====== Data lines ======
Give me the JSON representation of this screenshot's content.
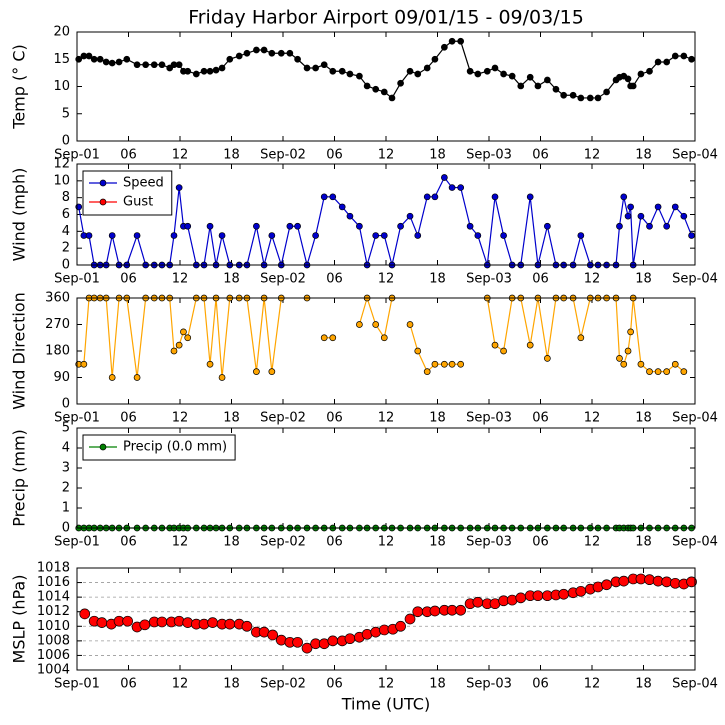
{
  "title": "Friday Harbor Airport 09/01/15 - 09/03/15",
  "chart_data": [
    {
      "type": "line",
      "ylabel": "Temp (° C)",
      "color": "#000000",
      "x": [
        0.2,
        0.8,
        1.4,
        2.0,
        2.7,
        3.4,
        4.1,
        4.9,
        5.8,
        7.0,
        8.0,
        9.0,
        9.9,
        10.8,
        11.3,
        11.9,
        12.4,
        12.9,
        13.9,
        14.8,
        15.5,
        16.2,
        16.9,
        17.8,
        18.9,
        19.8,
        20.9,
        21.8,
        22.7,
        23.8,
        24.8,
        25.7,
        26.8,
        27.8,
        28.8,
        29.8,
        30.9,
        31.8,
        32.9,
        33.8,
        34.8,
        35.8,
        36.7,
        37.7,
        38.8,
        39.7,
        40.8,
        41.7,
        42.8,
        43.7,
        44.7,
        45.8,
        46.7,
        47.8,
        48.7,
        49.7,
        50.7,
        51.7,
        52.8,
        53.7,
        54.8,
        55.8,
        56.7,
        57.8,
        58.7,
        59.8,
        60.7,
        61.7,
        62.8,
        63.2,
        63.7,
        64.2,
        64.5,
        64.8,
        65.7,
        66.7,
        67.7,
        68.7,
        69.7,
        70.7,
        71.6
      ],
      "values": [
        15.0,
        15.6,
        15.6,
        15.0,
        15.0,
        14.5,
        14.3,
        14.5,
        15.0,
        14.0,
        14.0,
        14.0,
        14.0,
        13.4,
        14.0,
        14.0,
        12.8,
        12.8,
        12.3,
        12.8,
        12.8,
        13.0,
        13.4,
        15.0,
        15.6,
        16.1,
        16.7,
        16.7,
        16.1,
        16.1,
        16.1,
        15.0,
        13.4,
        13.4,
        14.0,
        12.8,
        12.8,
        12.3,
        11.9,
        10.1,
        9.5,
        9.0,
        7.9,
        10.6,
        12.8,
        12.3,
        13.4,
        15.0,
        17.2,
        18.3,
        18.3,
        12.8,
        12.3,
        12.8,
        13.4,
        12.3,
        11.9,
        10.1,
        11.7,
        10.1,
        11.2,
        9.5,
        8.4,
        8.4,
        7.9,
        7.9,
        7.9,
        9.0,
        11.2,
        11.7,
        11.9,
        11.4,
        10.1,
        10.1,
        12.3,
        12.8,
        14.5,
        14.5,
        15.6,
        15.6,
        15.0
      ],
      "xlim": [
        0,
        72
      ],
      "xticks": [
        {
          "value": 0,
          "label": "Sep-01"
        },
        {
          "value": 6,
          "label": "06"
        },
        12,
        18,
        {
          "value": 24,
          "label": "Sep-02"
        },
        {
          "value": 30,
          "label": "06"
        },
        {
          "value": 36,
          "label": "12"
        },
        {
          "value": 42,
          "label": "18"
        },
        {
          "value": 48,
          "label": "Sep-03"
        },
        {
          "value": 54,
          "label": "06"
        },
        {
          "value": 60,
          "label": "12"
        },
        {
          "value": 66,
          "label": "18"
        },
        {
          "value": 72,
          "label": "Sep-04"
        }
      ],
      "ylim": [
        0,
        20
      ],
      "yticks": [
        0,
        5,
        10,
        15,
        20
      ]
    },
    {
      "type": "line",
      "ylabel": "Wind (mph)",
      "legend": "upper left",
      "x": [
        0.2,
        0.8,
        1.4,
        2.0,
        2.7,
        3.4,
        4.1,
        4.9,
        5.8,
        7.0,
        8.0,
        9.0,
        9.9,
        10.8,
        11.3,
        11.9,
        12.4,
        12.9,
        13.9,
        14.8,
        15.5,
        16.2,
        16.9,
        17.8,
        18.9,
        19.8,
        20.9,
        21.8,
        22.7,
        23.8,
        24.8,
        25.7,
        26.8,
        27.8,
        28.8,
        29.8,
        30.9,
        31.8,
        32.9,
        33.8,
        34.8,
        35.8,
        36.7,
        37.7,
        38.8,
        39.7,
        40.8,
        41.7,
        42.8,
        43.7,
        44.7,
        45.8,
        46.7,
        47.8,
        48.7,
        49.7,
        50.7,
        51.7,
        52.8,
        53.7,
        54.8,
        55.8,
        56.7,
        57.8,
        58.7,
        59.8,
        60.7,
        61.7,
        62.8,
        63.2,
        63.7,
        64.2,
        64.5,
        64.8,
        65.7,
        66.7,
        67.7,
        68.7,
        69.7,
        70.7,
        71.6
      ],
      "series": [
        {
          "name": "Speed",
          "color": "#0000cc",
          "values": [
            6.9,
            3.5,
            3.5,
            0,
            0,
            0,
            3.5,
            0,
            0,
            3.5,
            0,
            0,
            0,
            0,
            3.5,
            9.2,
            4.6,
            4.6,
            0,
            0,
            4.6,
            0,
            3.5,
            0,
            0,
            0,
            4.6,
            0,
            3.5,
            0,
            4.6,
            4.6,
            0,
            3.5,
            8.1,
            8.1,
            6.9,
            5.8,
            4.6,
            0,
            3.5,
            3.5,
            0,
            4.6,
            5.8,
            3.5,
            8.1,
            8.1,
            10.4,
            9.2,
            9.2,
            4.6,
            3.5,
            0,
            8.1,
            3.5,
            0,
            0,
            8.1,
            0,
            4.6,
            0,
            0,
            0,
            3.5,
            0,
            0,
            0,
            0,
            4.6,
            8.1,
            5.8,
            6.9,
            0,
            5.8,
            4.6,
            6.9,
            4.6,
            6.9,
            5.8,
            3.5
          ]
        },
        {
          "name": "Gust",
          "color": "#ff0000",
          "values": [
            null,
            null,
            null,
            null,
            null,
            null,
            null,
            null,
            null,
            null,
            null,
            null,
            null,
            null,
            null,
            null,
            null,
            null,
            null,
            null,
            null,
            null,
            null,
            null,
            null,
            null,
            null,
            null,
            null,
            null,
            null,
            null,
            null,
            null,
            null,
            null,
            null,
            null,
            null,
            null,
            null,
            null,
            null,
            null,
            null,
            null,
            null,
            null,
            null,
            null,
            null,
            null,
            null,
            null,
            null,
            null,
            null,
            null,
            null,
            null,
            null,
            null,
            null,
            null,
            null,
            null,
            null,
            null,
            null,
            null,
            null,
            null,
            null,
            null,
            null,
            null,
            null,
            null,
            null,
            null,
            null
          ]
        }
      ],
      "xlim": [
        0,
        72
      ],
      "xticks": [
        {
          "value": 0,
          "label": "Sep-01"
        },
        {
          "value": 6,
          "label": "06"
        },
        12,
        18,
        {
          "value": 24,
          "label": "Sep-02"
        },
        {
          "value": 30,
          "label": "06"
        },
        {
          "value": 36,
          "label": "12"
        },
        {
          "value": 42,
          "label": "18"
        },
        {
          "value": 48,
          "label": "Sep-03"
        },
        {
          "value": 54,
          "label": "06"
        },
        {
          "value": 60,
          "label": "12"
        },
        {
          "value": 66,
          "label": "18"
        },
        {
          "value": 72,
          "label": "Sep-04"
        }
      ],
      "ylim": [
        0,
        12
      ],
      "yticks": [
        0,
        2,
        4,
        6,
        8,
        10,
        12
      ]
    },
    {
      "type": "line",
      "ylabel": "Wind Direction",
      "color": "#ffa500",
      "x": [
        0.2,
        0.8,
        1.4,
        2.0,
        2.7,
        3.4,
        4.1,
        4.9,
        5.8,
        7.0,
        8.0,
        9.0,
        9.9,
        10.8,
        11.3,
        11.9,
        12.4,
        12.9,
        13.9,
        14.8,
        15.5,
        16.2,
        16.9,
        17.8,
        18.9,
        19.8,
        20.9,
        21.8,
        22.7,
        23.8,
        24.8,
        25.7,
        26.8,
        27.8,
        28.8,
        29.8,
        30.9,
        31.8,
        32.9,
        33.8,
        34.8,
        35.8,
        36.7,
        37.7,
        38.8,
        39.7,
        40.8,
        41.7,
        42.8,
        43.7,
        44.7,
        45.8,
        46.7,
        47.8,
        48.7,
        49.7,
        50.7,
        51.7,
        52.8,
        53.7,
        54.8,
        55.8,
        56.7,
        57.8,
        58.7,
        59.8,
        60.7,
        61.7,
        62.8,
        63.2,
        63.7,
        64.2,
        64.5,
        64.8,
        65.7,
        66.7,
        67.7,
        68.7,
        69.7,
        70.7,
        71.6
      ],
      "values": [
        135,
        135,
        360,
        360,
        360,
        360,
        90,
        360,
        360,
        90,
        360,
        360,
        360,
        360,
        180,
        200,
        245,
        225,
        360,
        360,
        135,
        360,
        90,
        360,
        360,
        360,
        110,
        360,
        110,
        360,
        null,
        null,
        360,
        null,
        225,
        225,
        null,
        null,
        270,
        360,
        270,
        225,
        360,
        null,
        270,
        180,
        110,
        135,
        135,
        135,
        135,
        null,
        null,
        360,
        200,
        180,
        360,
        360,
        200,
        360,
        155,
        360,
        360,
        360,
        225,
        360,
        360,
        360,
        360,
        155,
        135,
        180,
        245,
        360,
        135,
        110,
        110,
        110,
        135,
        110,
        null
      ],
      "xlim": [
        0,
        72
      ],
      "xticks": [
        {
          "value": 0,
          "label": "Sep-01"
        },
        {
          "value": 6,
          "label": "06"
        },
        12,
        18,
        {
          "value": 24,
          "label": "Sep-02"
        },
        {
          "value": 30,
          "label": "06"
        },
        {
          "value": 36,
          "label": "12"
        },
        {
          "value": 42,
          "label": "18"
        },
        {
          "value": 48,
          "label": "Sep-03"
        },
        {
          "value": 54,
          "label": "06"
        },
        {
          "value": 60,
          "label": "12"
        },
        {
          "value": 66,
          "label": "18"
        },
        {
          "value": 72,
          "label": "Sep-04"
        }
      ],
      "ylim": [
        0,
        360
      ],
      "yticks": [
        0,
        90,
        180,
        270,
        360
      ]
    },
    {
      "type": "line",
      "ylabel": "Precip (mm)",
      "legend": "upper left",
      "x": [
        0.2,
        0.8,
        1.4,
        2.0,
        2.7,
        3.4,
        4.1,
        4.9,
        5.8,
        7.0,
        8.0,
        9.0,
        9.9,
        10.8,
        11.3,
        11.9,
        12.4,
        12.9,
        13.9,
        14.8,
        15.5,
        16.2,
        16.9,
        17.8,
        18.9,
        19.8,
        20.9,
        21.8,
        22.7,
        23.8,
        24.8,
        25.7,
        26.8,
        27.8,
        28.8,
        29.8,
        30.9,
        31.8,
        32.9,
        33.8,
        34.8,
        35.8,
        36.7,
        37.7,
        38.8,
        39.7,
        40.8,
        41.7,
        42.8,
        43.7,
        44.7,
        45.8,
        46.7,
        47.8,
        48.7,
        49.7,
        50.7,
        51.7,
        52.8,
        53.7,
        54.8,
        55.8,
        56.7,
        57.8,
        58.7,
        59.8,
        60.7,
        61.7,
        62.8,
        63.2,
        63.7,
        64.2,
        64.5,
        64.8,
        65.7,
        66.7,
        67.7,
        68.7,
        69.7,
        70.7,
        71.6
      ],
      "series": [
        {
          "name": "Precip (0.0 mm)",
          "color": "#008000",
          "values": [
            0,
            0,
            0,
            0,
            0,
            0,
            0,
            0,
            0,
            0,
            0,
            0,
            0,
            0,
            0,
            0,
            0,
            0,
            0,
            0,
            0,
            0,
            0,
            0,
            0,
            0,
            0,
            0,
            0,
            0,
            0,
            0,
            0,
            0,
            0,
            0,
            0,
            0,
            0,
            0,
            0,
            0,
            0,
            0,
            0,
            0,
            0,
            0,
            0,
            0,
            0,
            0,
            0,
            0,
            0,
            0,
            0,
            0,
            0,
            0,
            0,
            0,
            0,
            0,
            0,
            0,
            0,
            0,
            0,
            0,
            0,
            0,
            0,
            0,
            0,
            0,
            0,
            0,
            0,
            0,
            0
          ]
        }
      ],
      "xlim": [
        0,
        72
      ],
      "xticks": [
        {
          "value": 0,
          "label": "Sep-01"
        },
        {
          "value": 6,
          "label": "06"
        },
        12,
        18,
        {
          "value": 24,
          "label": "Sep-02"
        },
        {
          "value": 30,
          "label": "06"
        },
        {
          "value": 36,
          "label": "12"
        },
        {
          "value": 42,
          "label": "18"
        },
        {
          "value": 48,
          "label": "Sep-03"
        },
        {
          "value": 54,
          "label": "06"
        },
        {
          "value": 60,
          "label": "12"
        },
        {
          "value": 66,
          "label": "18"
        },
        {
          "value": 72,
          "label": "Sep-04"
        }
      ],
      "ylim": [
        0,
        5
      ],
      "yticks": [
        0,
        1,
        2,
        3,
        4,
        5
      ]
    },
    {
      "type": "scatter",
      "ylabel": "MSLP (hPa)",
      "xlabel": "Time (UTC)",
      "color": "#ff0000",
      "line": false,
      "grid": true,
      "x": [
        0.9,
        2.0,
        2.9,
        4.0,
        4.9,
        5.9,
        7.0,
        7.9,
        9.0,
        9.9,
        11.0,
        11.9,
        12.9,
        13.9,
        14.8,
        15.8,
        16.9,
        17.8,
        18.9,
        19.8,
        20.9,
        21.8,
        22.8,
        23.8,
        24.8,
        25.7,
        26.8,
        27.8,
        28.8,
        29.8,
        30.9,
        31.8,
        32.9,
        33.8,
        34.8,
        35.8,
        36.8,
        37.7,
        38.8,
        39.7,
        40.8,
        41.7,
        42.8,
        43.7,
        44.7,
        45.8,
        46.7,
        47.8,
        48.7,
        49.7,
        50.7,
        51.7,
        52.8,
        53.7,
        54.8,
        55.8,
        56.7,
        57.8,
        58.7,
        59.8,
        60.7,
        61.7,
        62.8,
        63.7,
        64.8,
        65.7,
        66.7,
        67.7,
        68.7,
        69.7,
        70.7,
        71.6
      ],
      "values": [
        1011.7,
        1010.7,
        1010.5,
        1010.3,
        1010.7,
        1010.7,
        1009.9,
        1010.2,
        1010.6,
        1010.6,
        1010.6,
        1010.7,
        1010.5,
        1010.3,
        1010.3,
        1010.5,
        1010.3,
        1010.3,
        1010.3,
        1010.0,
        1009.2,
        1009.2,
        1008.8,
        1008.1,
        1007.8,
        1007.8,
        1007.0,
        1007.6,
        1007.6,
        1008.0,
        1008.0,
        1008.3,
        1008.5,
        1008.9,
        1009.2,
        1009.5,
        1009.6,
        1010.0,
        1011.0,
        1012.0,
        1012.0,
        1012.1,
        1012.2,
        1012.2,
        1012.2,
        1013.1,
        1013.3,
        1013.1,
        1013.1,
        1013.5,
        1013.6,
        1013.9,
        1014.2,
        1014.2,
        1014.2,
        1014.3,
        1014.4,
        1014.6,
        1014.8,
        1015.1,
        1015.4,
        1015.7,
        1016.1,
        1016.2,
        1016.5,
        1016.5,
        1016.4,
        1016.2,
        1016.1,
        1015.9,
        1015.8,
        1016.1
      ],
      "xlim": [
        0,
        72
      ],
      "xticks": [
        {
          "value": 0,
          "label": "Sep-01"
        },
        {
          "value": 6,
          "label": "06"
        },
        12,
        18,
        {
          "value": 24,
          "label": "Sep-02"
        },
        {
          "value": 30,
          "label": "06"
        },
        {
          "value": 36,
          "label": "12"
        },
        {
          "value": 42,
          "label": "18"
        },
        {
          "value": 48,
          "label": "Sep-03"
        },
        {
          "value": 54,
          "label": "06"
        },
        {
          "value": 60,
          "label": "12"
        },
        {
          "value": 66,
          "label": "18"
        },
        {
          "value": 72,
          "label": "Sep-04"
        }
      ],
      "ylim": [
        1004,
        1018
      ],
      "yticks": [
        1004,
        1006,
        1008,
        1010,
        1012,
        1014,
        1016,
        1018
      ]
    }
  ]
}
======
Across the records, count the lines holding the string "ylabel". Give the number and stop.

5